Given problem: Reproduce the entire listing word for word.

Dataset rows about figures
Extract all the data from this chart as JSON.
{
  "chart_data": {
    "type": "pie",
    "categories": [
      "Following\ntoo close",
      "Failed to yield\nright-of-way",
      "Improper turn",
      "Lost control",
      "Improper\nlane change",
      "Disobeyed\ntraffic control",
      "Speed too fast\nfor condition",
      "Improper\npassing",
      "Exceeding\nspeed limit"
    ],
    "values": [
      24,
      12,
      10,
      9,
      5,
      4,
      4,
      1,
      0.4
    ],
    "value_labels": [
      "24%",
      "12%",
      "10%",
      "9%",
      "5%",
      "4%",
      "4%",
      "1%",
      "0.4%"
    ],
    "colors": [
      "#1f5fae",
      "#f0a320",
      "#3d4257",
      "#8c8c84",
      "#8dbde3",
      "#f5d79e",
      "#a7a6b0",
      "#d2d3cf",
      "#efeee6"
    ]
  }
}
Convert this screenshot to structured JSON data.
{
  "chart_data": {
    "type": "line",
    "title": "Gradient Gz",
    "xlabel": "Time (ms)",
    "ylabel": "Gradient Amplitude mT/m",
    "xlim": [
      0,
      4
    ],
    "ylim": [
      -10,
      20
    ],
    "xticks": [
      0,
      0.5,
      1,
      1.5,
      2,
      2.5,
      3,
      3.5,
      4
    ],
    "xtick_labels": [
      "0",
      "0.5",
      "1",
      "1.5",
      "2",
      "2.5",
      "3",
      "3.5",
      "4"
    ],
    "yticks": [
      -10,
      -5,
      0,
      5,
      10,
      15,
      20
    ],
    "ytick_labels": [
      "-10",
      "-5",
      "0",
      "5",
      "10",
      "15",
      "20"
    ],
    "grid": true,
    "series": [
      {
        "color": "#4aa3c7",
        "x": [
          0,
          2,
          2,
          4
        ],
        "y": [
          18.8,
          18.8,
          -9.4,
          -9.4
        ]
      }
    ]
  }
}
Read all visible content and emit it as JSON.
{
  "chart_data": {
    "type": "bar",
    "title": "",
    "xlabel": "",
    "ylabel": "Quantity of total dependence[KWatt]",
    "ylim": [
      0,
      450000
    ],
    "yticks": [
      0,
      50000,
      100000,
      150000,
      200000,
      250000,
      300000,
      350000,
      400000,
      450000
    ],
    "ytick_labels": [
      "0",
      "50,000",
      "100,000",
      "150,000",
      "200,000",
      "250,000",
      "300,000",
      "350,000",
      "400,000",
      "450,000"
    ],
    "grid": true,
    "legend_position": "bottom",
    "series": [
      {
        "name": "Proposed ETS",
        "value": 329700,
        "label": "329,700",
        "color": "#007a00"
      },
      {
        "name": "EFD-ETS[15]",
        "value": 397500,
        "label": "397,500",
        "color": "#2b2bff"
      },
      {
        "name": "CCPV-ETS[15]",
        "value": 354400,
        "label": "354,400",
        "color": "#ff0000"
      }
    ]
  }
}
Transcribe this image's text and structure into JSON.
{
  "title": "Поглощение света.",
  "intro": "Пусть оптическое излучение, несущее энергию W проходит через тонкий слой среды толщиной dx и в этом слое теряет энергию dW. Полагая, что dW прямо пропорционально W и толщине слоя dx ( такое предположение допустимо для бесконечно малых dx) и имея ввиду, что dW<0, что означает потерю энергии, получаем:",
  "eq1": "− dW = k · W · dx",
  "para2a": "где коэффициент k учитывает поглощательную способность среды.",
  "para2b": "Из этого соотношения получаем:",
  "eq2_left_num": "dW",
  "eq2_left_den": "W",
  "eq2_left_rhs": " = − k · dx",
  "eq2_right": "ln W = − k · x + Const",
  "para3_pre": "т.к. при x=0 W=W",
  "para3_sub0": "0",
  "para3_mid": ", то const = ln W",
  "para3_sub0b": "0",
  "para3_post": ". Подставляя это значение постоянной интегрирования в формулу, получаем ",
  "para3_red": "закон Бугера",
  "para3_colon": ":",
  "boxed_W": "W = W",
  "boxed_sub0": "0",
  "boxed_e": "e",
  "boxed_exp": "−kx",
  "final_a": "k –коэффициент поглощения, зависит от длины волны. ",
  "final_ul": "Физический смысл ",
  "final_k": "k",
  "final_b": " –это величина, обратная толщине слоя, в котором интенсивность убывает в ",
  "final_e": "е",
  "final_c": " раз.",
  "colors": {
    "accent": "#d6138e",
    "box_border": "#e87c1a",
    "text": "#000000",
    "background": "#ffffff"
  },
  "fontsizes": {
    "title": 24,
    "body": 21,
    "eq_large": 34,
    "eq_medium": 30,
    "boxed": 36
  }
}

Response below:
Extract all the data from this chart as JSON.
{
  "chart_data": {
    "type": "pie",
    "categories": [
      "Following\ntoo close",
      "Failed to yield\nright-of-way",
      "Improper turn",
      "Lost control",
      "Improper\nlane change",
      "Disobeyed\ntraffic control",
      "Speed too fast\nfor condition",
      "Improper\npassing",
      "Exceeding\nspeed limit"
    ],
    "values": [
      24,
      12,
      10,
      9,
      5,
      4,
      4,
      1,
      0.4
    ],
    "value_labels": [
      "24%",
      "12%",
      "10%",
      "9%",
      "5%",
      "4%",
      "4%",
      "1%",
      "0.4%"
    ],
    "colors": [
      "#1f5fae",
      "#f0a320",
      "#3d4257",
      "#8c8c84",
      "#8dbde3",
      "#f5d79e",
      "#a7a6b0",
      "#d2d3cf",
      "#efeee6"
    ]
  }
}
Convert this screenshot to structured JSON data.
{
  "chart_data": {
    "type": "line",
    "title": "Gradient Gz",
    "xlabel": "Time (ms)",
    "ylabel": "Gradient Amplitude mT/m",
    "xlim": [
      0,
      4
    ],
    "ylim": [
      -10,
      20
    ],
    "xticks": [
      0,
      0.5,
      1,
      1.5,
      2,
      2.5,
      3,
      3.5,
      4
    ],
    "xtick_labels": [
      "0",
      "0.5",
      "1",
      "1.5",
      "2",
      "2.5",
      "3",
      "3.5",
      "4"
    ],
    "yticks": [
      -10,
      -5,
      0,
      5,
      10,
      15,
      20
    ],
    "ytick_labels": [
      "-10",
      "-5",
      "0",
      "5",
      "10",
      "15",
      "20"
    ],
    "grid": true,
    "series": [
      {
        "color": "#4aa3c7",
        "x": [
          0,
          2,
          2,
          4
        ],
        "y": [
          18.8,
          18.8,
          -9.4,
          -9.4
        ]
      }
    ]
  }
}
Read all visible content and emit it as JSON.
{
  "chart_data": {
    "type": "bar",
    "title": "",
    "xlabel": "",
    "ylabel": "Quantity of total dependence[KWatt]",
    "ylim": [
      0,
      450000
    ],
    "yticks": [
      0,
      50000,
      100000,
      150000,
      200000,
      250000,
      300000,
      350000,
      400000,
      450000
    ],
    "ytick_labels": [
      "0",
      "50,000",
      "100,000",
      "150,000",
      "200,000",
      "250,000",
      "300,000",
      "350,000",
      "400,000",
      "450,000"
    ],
    "grid": true,
    "legend_position": "bottom",
    "series": [
      {
        "name": "Proposed ETS",
        "value": 329700,
        "label": "329,700",
        "color": "#007a00"
      },
      {
        "name": "EFD-ETS[15]",
        "value": 397500,
        "label": "397,500",
        "color": "#2b2bff"
      },
      {
        "name": "CCPV-ETS[15]",
        "value": 354400,
        "label": "354,400",
        "color": "#ff0000"
      }
    ]
  }
}
Transcribe this image's text and structure into JSON.
{
  "title": "Поглощение света.",
  "intro": "Пусть оптическое излучение, несущее энергию W проходит через тонкий слой среды толщиной dx и в этом слое теряет энергию dW. Полагая, что dW прямо пропорционально W и толщине слоя dx ( такое предположение допустимо для бесконечно малых dx) и имея ввиду, что dW<0, что означает потерю энергии, получаем:",
  "eq1": "− dW = k · W · dx",
  "para2a": "где коэффициент k учитывает поглощательную способность среды.",
  "para2b": "Из этого соотношения получаем:",
  "eq2_left_num": "dW",
  "eq2_left_den": "W",
  "eq2_left_rhs": " = − k · dx",
  "eq2_right": "ln W = − k · x + Const",
  "para3_pre": "т.к. при x=0 W=W",
  "para3_sub0": "0",
  "para3_mid": ", то const = ln W",
  "para3_sub0b": "0",
  "para3_post": ". Подставляя это значение постоянной интегрирования в формулу, получаем ",
  "para3_red": "закон Бугера",
  "para3_colon": ":",
  "boxed_W": "W = W",
  "boxed_sub0": "0",
  "boxed_e": "e",
  "boxed_exp": "−kx",
  "final_a": "k –коэффициент поглощения, зависит от длины волны. ",
  "final_ul": "Физический смысл ",
  "final_k": "k",
  "final_b": " –это величина, обратная толщине слоя, в котором интенсивность убывает в ",
  "final_e": "е",
  "final_c": " раз.",
  "colors": {
    "accent": "#d6138e",
    "box_border": "#e87c1a",
    "text": "#000000",
    "background": "#ffffff"
  },
  "fontsizes": {
    "title": 24,
    "body": 21,
    "eq_large": 34,
    "eq_medium": 30,
    "boxed": 36
  }
}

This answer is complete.